Task to carry out> Gather all lines with the word "Training" in them.

Material for the task>
* * * * *

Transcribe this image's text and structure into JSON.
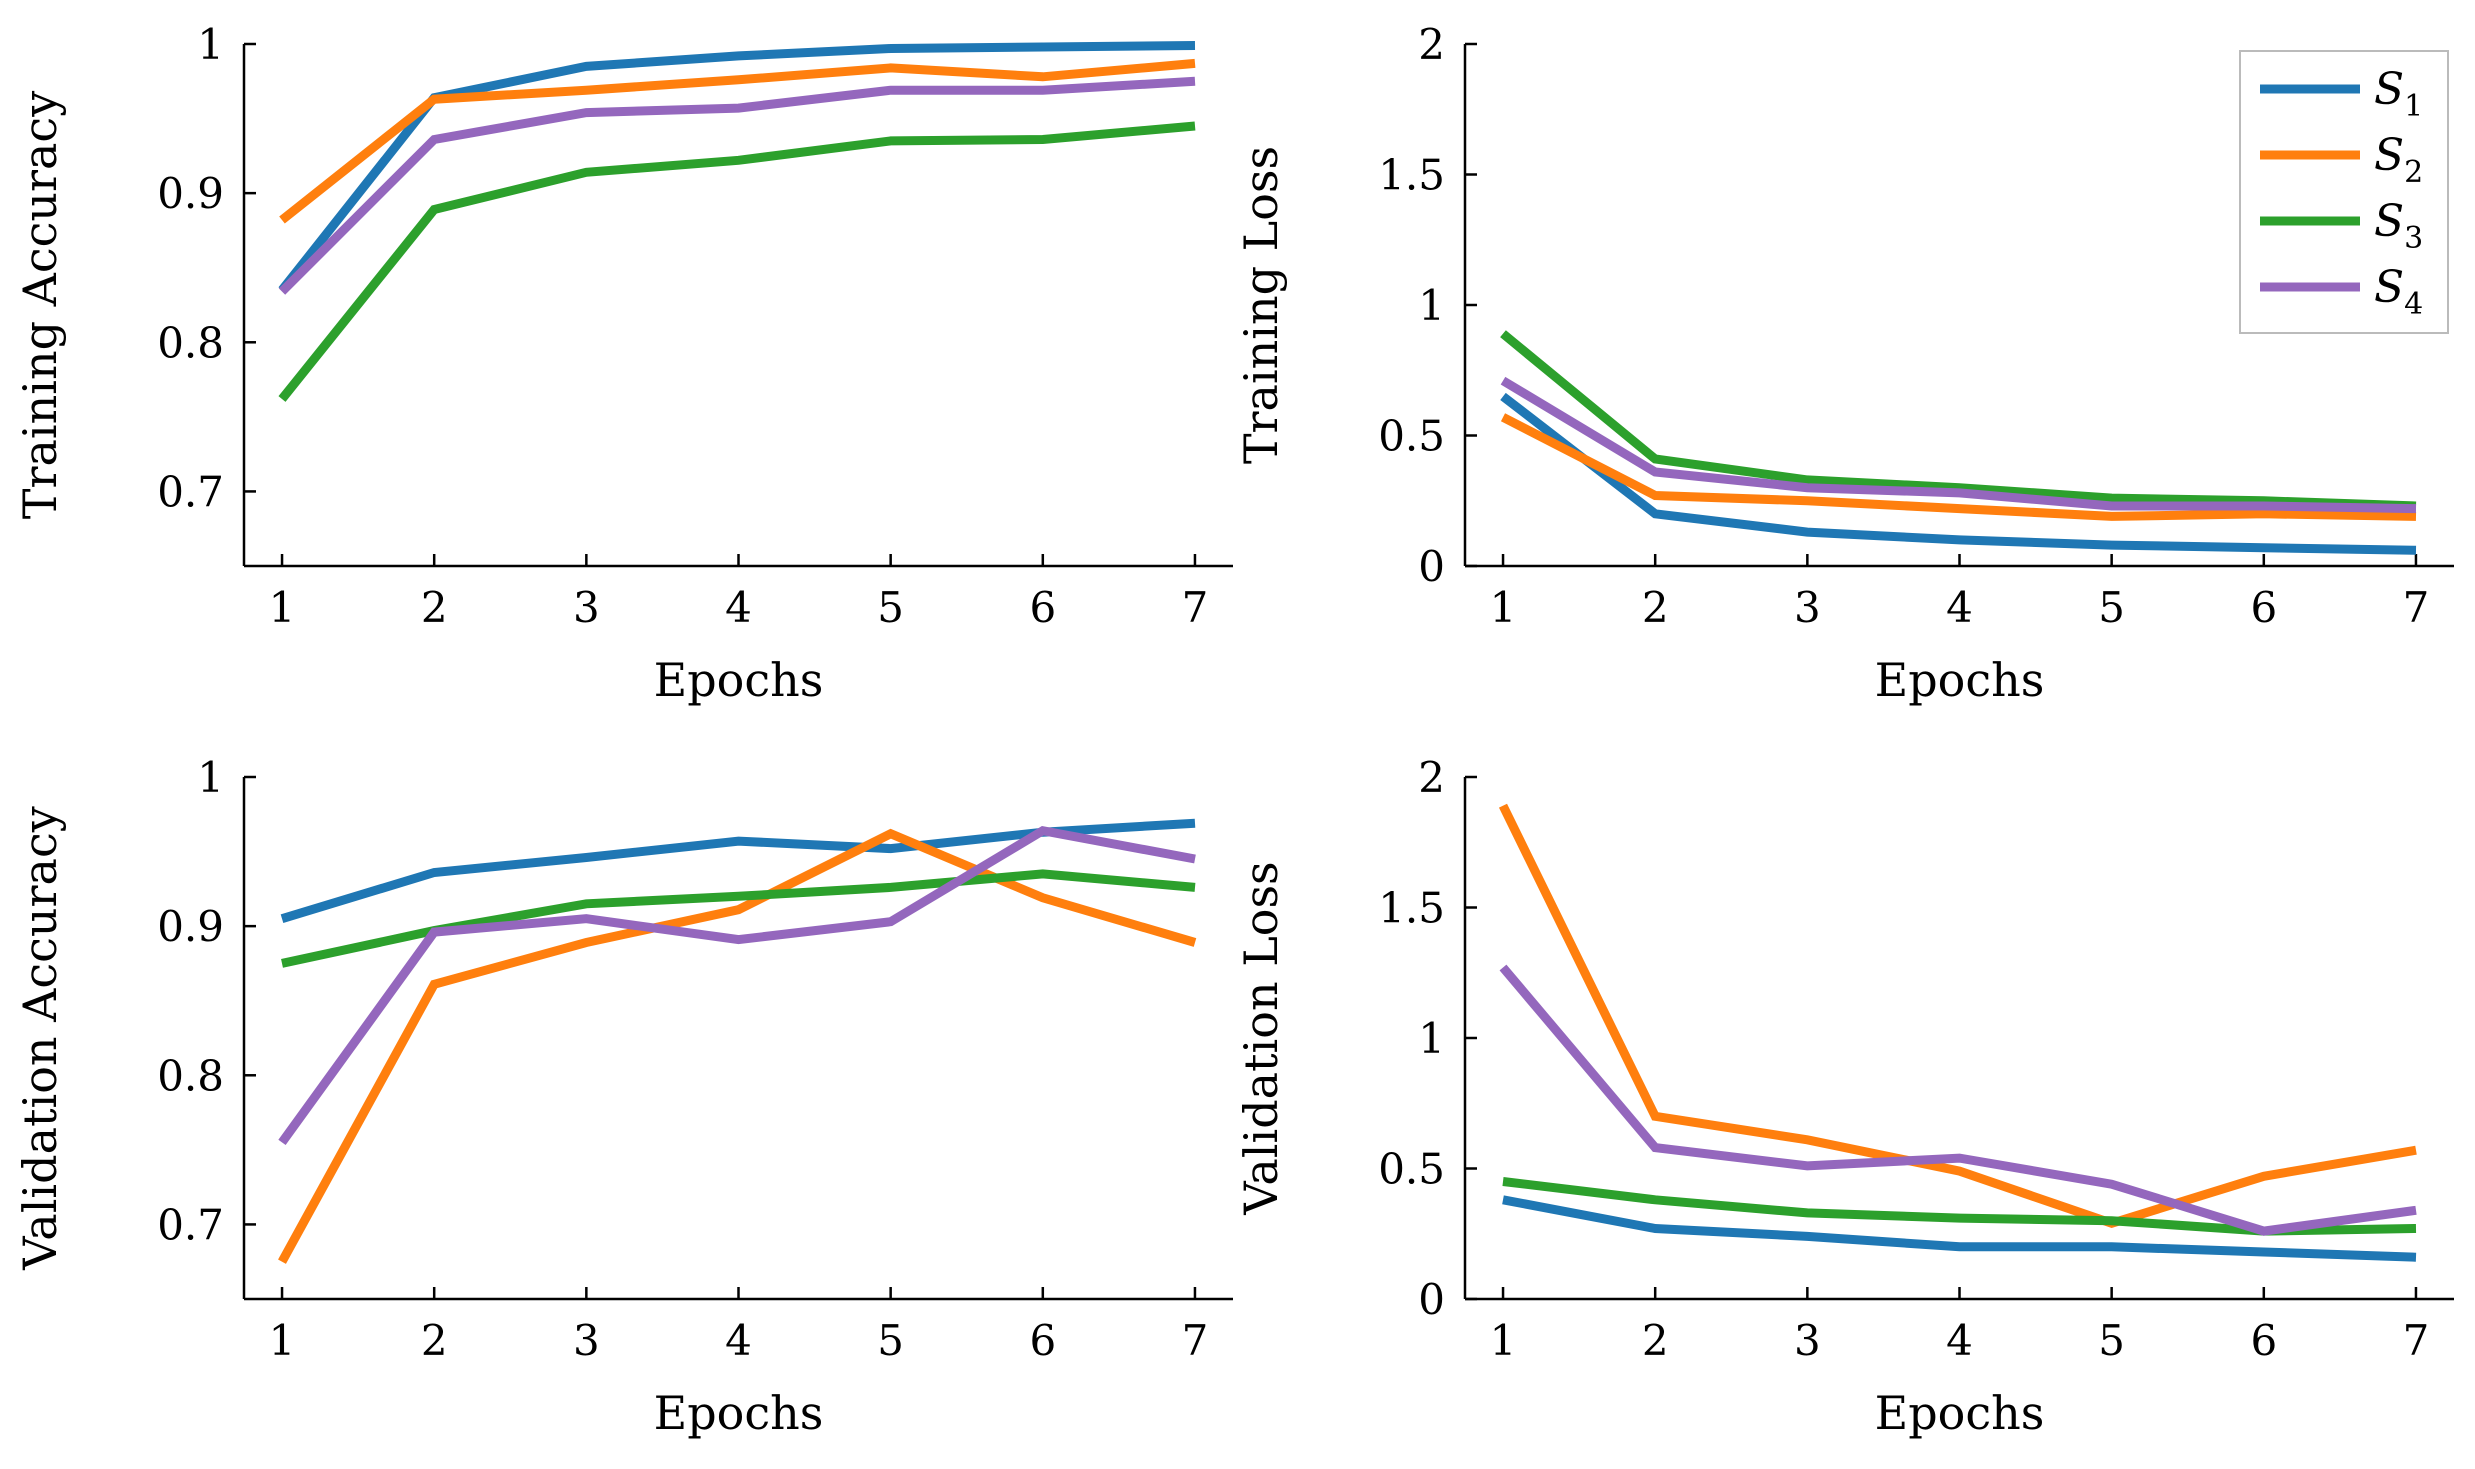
{
  "legend": {
    "entries": [
      {
        "label": "S",
        "sub": "1",
        "color": "#1f77b4"
      },
      {
        "label": "S",
        "sub": "2",
        "color": "#ff7f0e"
      },
      {
        "label": "S",
        "sub": "3",
        "color": "#2ca02c"
      },
      {
        "label": "S",
        "sub": "4",
        "color": "#9467bd"
      }
    ]
  },
  "chart_data": [
    {
      "type": "line",
      "title": "",
      "xlabel": "Epochs",
      "ylabel": "Training Accuracy",
      "x": [
        1,
        2,
        3,
        4,
        5,
        6,
        7
      ],
      "xlim": [
        0.75,
        7.25
      ],
      "ylim": [
        0.65,
        1.0
      ],
      "yticks": [
        0.7,
        0.8,
        0.9,
        1.0
      ],
      "ytick_labels": [
        "0.7",
        "0.8",
        "0.9",
        "1"
      ],
      "xtick_labels": [
        "1",
        "2",
        "3",
        "4",
        "5",
        "6",
        "7"
      ],
      "grid": false,
      "series": [
        {
          "name": "S1",
          "color": "#1f77b4",
          "values": [
            0.835,
            0.964,
            0.985,
            0.992,
            0.997,
            0.998,
            0.999
          ]
        },
        {
          "name": "S2",
          "color": "#ff7f0e",
          "values": [
            0.882,
            0.963,
            0.969,
            0.976,
            0.984,
            0.978,
            0.987
          ]
        },
        {
          "name": "S3",
          "color": "#2ca02c",
          "values": [
            0.762,
            0.889,
            0.914,
            0.922,
            0.935,
            0.936,
            0.945
          ]
        },
        {
          "name": "S4",
          "color": "#9467bd",
          "values": [
            0.834,
            0.936,
            0.954,
            0.957,
            0.969,
            0.969,
            0.975
          ]
        }
      ]
    },
    {
      "type": "line",
      "title": "",
      "xlabel": "Epochs",
      "ylabel": "Training Loss",
      "x": [
        1,
        2,
        3,
        4,
        5,
        6,
        7
      ],
      "xlim": [
        0.75,
        7.25
      ],
      "ylim": [
        0,
        2.0
      ],
      "yticks": [
        0,
        0.5,
        1.0,
        1.5,
        2.0
      ],
      "ytick_labels": [
        "0",
        "0.5",
        "1",
        "1.5",
        "2"
      ],
      "xtick_labels": [
        "1",
        "2",
        "3",
        "4",
        "5",
        "6",
        "7"
      ],
      "grid": false,
      "legend_position": "top-right",
      "series": [
        {
          "name": "S1",
          "color": "#1f77b4",
          "values": [
            0.65,
            0.2,
            0.13,
            0.1,
            0.08,
            0.07,
            0.06
          ]
        },
        {
          "name": "S2",
          "color": "#ff7f0e",
          "values": [
            0.57,
            0.27,
            0.25,
            0.22,
            0.19,
            0.2,
            0.19
          ]
        },
        {
          "name": "S3",
          "color": "#2ca02c",
          "values": [
            0.89,
            0.41,
            0.33,
            0.3,
            0.26,
            0.25,
            0.23
          ]
        },
        {
          "name": "S4",
          "color": "#9467bd",
          "values": [
            0.71,
            0.36,
            0.3,
            0.28,
            0.23,
            0.23,
            0.22
          ]
        }
      ]
    },
    {
      "type": "line",
      "title": "",
      "xlabel": "Epochs",
      "ylabel": "Validation Accuracy",
      "x": [
        1,
        2,
        3,
        4,
        5,
        6,
        7
      ],
      "xlim": [
        0.75,
        7.25
      ],
      "ylim": [
        0.65,
        1.0
      ],
      "yticks": [
        0.7,
        0.8,
        0.9,
        1.0
      ],
      "ytick_labels": [
        "0.7",
        "0.8",
        "0.9",
        "1"
      ],
      "xtick_labels": [
        "1",
        "2",
        "3",
        "4",
        "5",
        "6",
        "7"
      ],
      "grid": false,
      "series": [
        {
          "name": "S1",
          "color": "#1f77b4",
          "values": [
            0.905,
            0.936,
            0.946,
            0.957,
            0.952,
            0.963,
            0.969
          ]
        },
        {
          "name": "S2",
          "color": "#ff7f0e",
          "values": [
            0.675,
            0.861,
            0.889,
            0.911,
            0.962,
            0.919,
            0.889
          ]
        },
        {
          "name": "S3",
          "color": "#2ca02c",
          "values": [
            0.875,
            0.897,
            0.915,
            0.92,
            0.926,
            0.935,
            0.926
          ]
        },
        {
          "name": "S4",
          "color": "#9467bd",
          "values": [
            0.755,
            0.896,
            0.905,
            0.891,
            0.903,
            0.964,
            0.945
          ]
        }
      ]
    },
    {
      "type": "line",
      "title": "",
      "xlabel": "Epochs",
      "ylabel": "Validation Loss",
      "x": [
        1,
        2,
        3,
        4,
        5,
        6,
        7
      ],
      "xlim": [
        0.75,
        7.25
      ],
      "ylim": [
        0,
        2.0
      ],
      "yticks": [
        0,
        0.5,
        1.0,
        1.5,
        2.0
      ],
      "ytick_labels": [
        "0",
        "0.5",
        "1",
        "1.5",
        "2"
      ],
      "xtick_labels": [
        "1",
        "2",
        "3",
        "4",
        "5",
        "6",
        "7"
      ],
      "grid": false,
      "series": [
        {
          "name": "S1",
          "color": "#1f77b4",
          "values": [
            0.38,
            0.27,
            0.24,
            0.2,
            0.2,
            0.18,
            0.16
          ]
        },
        {
          "name": "S2",
          "color": "#ff7f0e",
          "values": [
            1.89,
            0.7,
            0.61,
            0.49,
            0.29,
            0.47,
            0.57
          ]
        },
        {
          "name": "S3",
          "color": "#2ca02c",
          "values": [
            0.45,
            0.38,
            0.33,
            0.31,
            0.3,
            0.26,
            0.27
          ]
        },
        {
          "name": "S4",
          "color": "#9467bd",
          "values": [
            1.27,
            0.58,
            0.51,
            0.54,
            0.44,
            0.26,
            0.34
          ]
        }
      ]
    }
  ]
}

* * * * *

Correct result>
      "ylabel": "Training Accuracy",
      "ylabel": "Training Loss",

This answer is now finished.